- **Data under study**:
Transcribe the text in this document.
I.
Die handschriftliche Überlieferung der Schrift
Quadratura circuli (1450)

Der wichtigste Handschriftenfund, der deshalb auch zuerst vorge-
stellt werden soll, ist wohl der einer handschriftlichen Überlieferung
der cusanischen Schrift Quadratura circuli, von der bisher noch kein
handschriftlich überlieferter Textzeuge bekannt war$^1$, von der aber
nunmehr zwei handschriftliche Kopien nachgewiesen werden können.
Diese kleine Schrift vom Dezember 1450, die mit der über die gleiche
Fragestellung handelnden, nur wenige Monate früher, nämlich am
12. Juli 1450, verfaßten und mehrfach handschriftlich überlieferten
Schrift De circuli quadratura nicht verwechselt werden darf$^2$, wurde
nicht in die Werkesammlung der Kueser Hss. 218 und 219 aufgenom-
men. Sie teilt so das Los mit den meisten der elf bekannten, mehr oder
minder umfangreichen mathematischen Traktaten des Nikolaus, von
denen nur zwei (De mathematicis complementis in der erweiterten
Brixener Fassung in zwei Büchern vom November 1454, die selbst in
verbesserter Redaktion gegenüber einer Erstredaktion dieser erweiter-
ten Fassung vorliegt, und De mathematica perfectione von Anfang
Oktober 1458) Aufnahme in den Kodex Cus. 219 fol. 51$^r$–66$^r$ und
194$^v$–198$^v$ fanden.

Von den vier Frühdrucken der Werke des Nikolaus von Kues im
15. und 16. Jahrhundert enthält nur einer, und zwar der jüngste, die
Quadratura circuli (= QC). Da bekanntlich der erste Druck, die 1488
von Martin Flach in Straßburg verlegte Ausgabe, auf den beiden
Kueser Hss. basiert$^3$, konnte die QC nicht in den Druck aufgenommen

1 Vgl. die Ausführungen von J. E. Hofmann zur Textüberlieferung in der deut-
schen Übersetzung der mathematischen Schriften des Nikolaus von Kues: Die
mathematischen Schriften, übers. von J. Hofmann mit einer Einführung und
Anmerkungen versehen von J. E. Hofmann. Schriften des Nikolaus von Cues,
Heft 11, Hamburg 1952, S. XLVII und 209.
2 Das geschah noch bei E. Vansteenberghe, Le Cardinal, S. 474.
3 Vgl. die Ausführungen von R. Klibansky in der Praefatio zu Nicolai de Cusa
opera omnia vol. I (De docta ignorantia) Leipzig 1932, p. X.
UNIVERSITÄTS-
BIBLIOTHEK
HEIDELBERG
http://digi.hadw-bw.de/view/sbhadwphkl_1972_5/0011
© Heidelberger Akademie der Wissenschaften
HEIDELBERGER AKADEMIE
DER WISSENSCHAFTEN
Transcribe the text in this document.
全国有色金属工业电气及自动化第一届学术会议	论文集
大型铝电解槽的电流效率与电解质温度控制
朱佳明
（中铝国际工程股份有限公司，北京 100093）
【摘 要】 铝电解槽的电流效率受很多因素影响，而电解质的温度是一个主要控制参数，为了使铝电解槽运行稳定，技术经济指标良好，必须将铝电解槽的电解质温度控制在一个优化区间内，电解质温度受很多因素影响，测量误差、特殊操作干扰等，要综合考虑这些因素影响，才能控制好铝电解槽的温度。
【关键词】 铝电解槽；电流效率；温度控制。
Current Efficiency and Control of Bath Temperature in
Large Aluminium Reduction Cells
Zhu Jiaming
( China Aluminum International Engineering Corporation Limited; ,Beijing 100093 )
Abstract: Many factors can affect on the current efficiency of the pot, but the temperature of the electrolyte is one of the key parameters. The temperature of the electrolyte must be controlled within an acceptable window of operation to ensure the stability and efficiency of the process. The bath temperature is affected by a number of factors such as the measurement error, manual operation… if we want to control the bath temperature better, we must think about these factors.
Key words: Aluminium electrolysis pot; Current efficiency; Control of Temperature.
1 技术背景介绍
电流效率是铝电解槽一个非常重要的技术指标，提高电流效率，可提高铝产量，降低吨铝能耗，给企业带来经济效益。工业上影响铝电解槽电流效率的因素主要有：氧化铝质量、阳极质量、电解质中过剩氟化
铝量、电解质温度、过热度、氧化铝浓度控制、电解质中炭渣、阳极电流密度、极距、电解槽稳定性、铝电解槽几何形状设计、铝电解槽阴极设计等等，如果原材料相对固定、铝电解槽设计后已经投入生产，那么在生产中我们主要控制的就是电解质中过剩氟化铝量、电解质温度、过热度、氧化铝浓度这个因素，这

- **What the task requires**: Reproduce the entire listing. Keep every word as it is.

- **Expected answer**:
Transcribe the text in this document.
I.
Die handschriftliche Überlieferung der Schrift
Quadratura circuli (1450)

Der wichtigste Handschriftenfund, der deshalb auch zuerst vorge-
stellt werden soll, ist wohl der einer handschriftlichen Überlieferung
der cusanischen Schrift Quadratura circuli, von der bisher noch kein
handschriftlich überlieferter Textzeuge bekannt war$^1$, von der aber
nunmehr zwei handschriftliche Kopien nachgewiesen werden können.
Diese kleine Schrift vom Dezember 1450, die mit der über die gleiche
Fragestellung handelnden, nur wenige Monate früher, nämlich am
12. Juli 1450, verfaßten und mehrfach handschriftlich überlieferten
Schrift De circuli quadratura nicht verwechselt werden darf$^2$, wurde
nicht in die Werkesammlung der Kueser Hss. 218 und 219 aufgenom-
men. Sie teilt so das Los mit den meisten der elf bekannten, mehr oder
minder umfangreichen mathematischen Traktaten des Nikolaus, von
denen nur zwei (De mathematicis complementis in der erweiterten
Brixener Fassung in zwei Büchern vom November 1454, die selbst in
verbesserter Redaktion gegenüber einer Erstredaktion dieser erweiter-
ten Fassung vorliegt, und De mathematica perfectione von Anfang
Oktober 1458) Aufnahme in den Kodex Cus. 219 fol. 51$^r$–66$^r$ und
194$^v$–198$^v$ fanden.

Von den vier Frühdrucken der Werke des Nikolaus von Kues im
15. und 16. Jahrhundert enthält nur einer, und zwar der jüngste, die
Quadratura circuli (= QC). Da bekanntlich der erste Druck, die 1488
von Martin Flach in Straßburg verlegte Ausgabe, auf den beiden
Kueser Hss. basiert$^3$, konnte die QC nicht in den Druck aufgenommen

1 Vgl. die Ausführungen von J. E. Hofmann zur Textüberlieferung in der deut-
schen Übersetzung der mathematischen Schriften des Nikolaus von Kues: Die
mathematischen Schriften, übers. von J. Hofmann mit einer Einführung und
Anmerkungen versehen von J. E. Hofmann. Schriften des Nikolaus von Cues,
Heft 11, Hamburg 1952, S. XLVII und 209.
2 Das geschah noch bei E. Vansteenberghe, Le Cardinal, S. 474.
3 Vgl. die Ausführungen von R. Klibansky in der Praefatio zu Nicolai de Cusa
opera omnia vol. I (De docta ignorantia) Leipzig 1932, p. X.
UNIVERSITÄTS-
BIBLIOTHEK
HEIDELBERG
http://digi.hadw-bw.de/view/sbhadwphkl_1972_5/0011
© Heidelberger Akademie der Wissenschaften
HEIDELBERGER AKADEMIE
DER WISSENSCHAFTEN
Transcribe the text in this document.
全国有色金属工业电气及自动化第一届学术会议	论文集
大型铝电解槽的电流效率与电解质温度控制
朱佳明
（中铝国际工程股份有限公司，北京 100093）
【摘 要】 铝电解槽的电流效率受很多因素影响，而电解质的温度是一个主要控制参数，为了使铝电解槽运行稳定，技术经济指标良好，必须将铝电解槽的电解质温度控制在一个优化区间内，电解质温度受很多因素影响，测量误差、特殊操作干扰等，要综合考虑这些因素影响，才能控制好铝电解槽的温度。
【关键词】 铝电解槽；电流效率；温度控制。
Current Efficiency and Control of Bath Temperature in
Large Aluminium Reduction Cells
Zhu Jiaming
( China Aluminum International Engineering Corporation Limited; ,Beijing 100093 )
Abstract: Many factors can affect on the current efficiency of the pot, but the temperature of the electrolyte is one of the key parameters. The temperature of the electrolyte must be controlled within an acceptable window of operation to ensure the stability and efficiency of the process. The bath temperature is affected by a number of factors such as the measurement error, manual operation… if we want to control the bath temperature better, we must think about these factors.
Key words: Aluminium electrolysis pot; Current efficiency; Control of Temperature.
1 技术背景介绍
电流效率是铝电解槽一个非常重要的技术指标，提高电流效率，可提高铝产量，降低吨铝能耗，给企业带来经济效益。工业上影响铝电解槽电流效率的因素主要有：氧化铝质量、阳极质量、电解质中过剩氟化
铝量、电解质温度、过热度、氧化铝浓度控制、电解质中炭渣、阳极电流密度、极距、电解槽稳定性、铝电解槽几何形状设计、铝电解槽阴极设计等等，如果原材料相对固定、铝电解槽设计后已经投入生产，那么在生产中我们主要控制的就是电解质中过剩氟化铝量、电解质温度、过热度、氧化铝浓度这个因素，这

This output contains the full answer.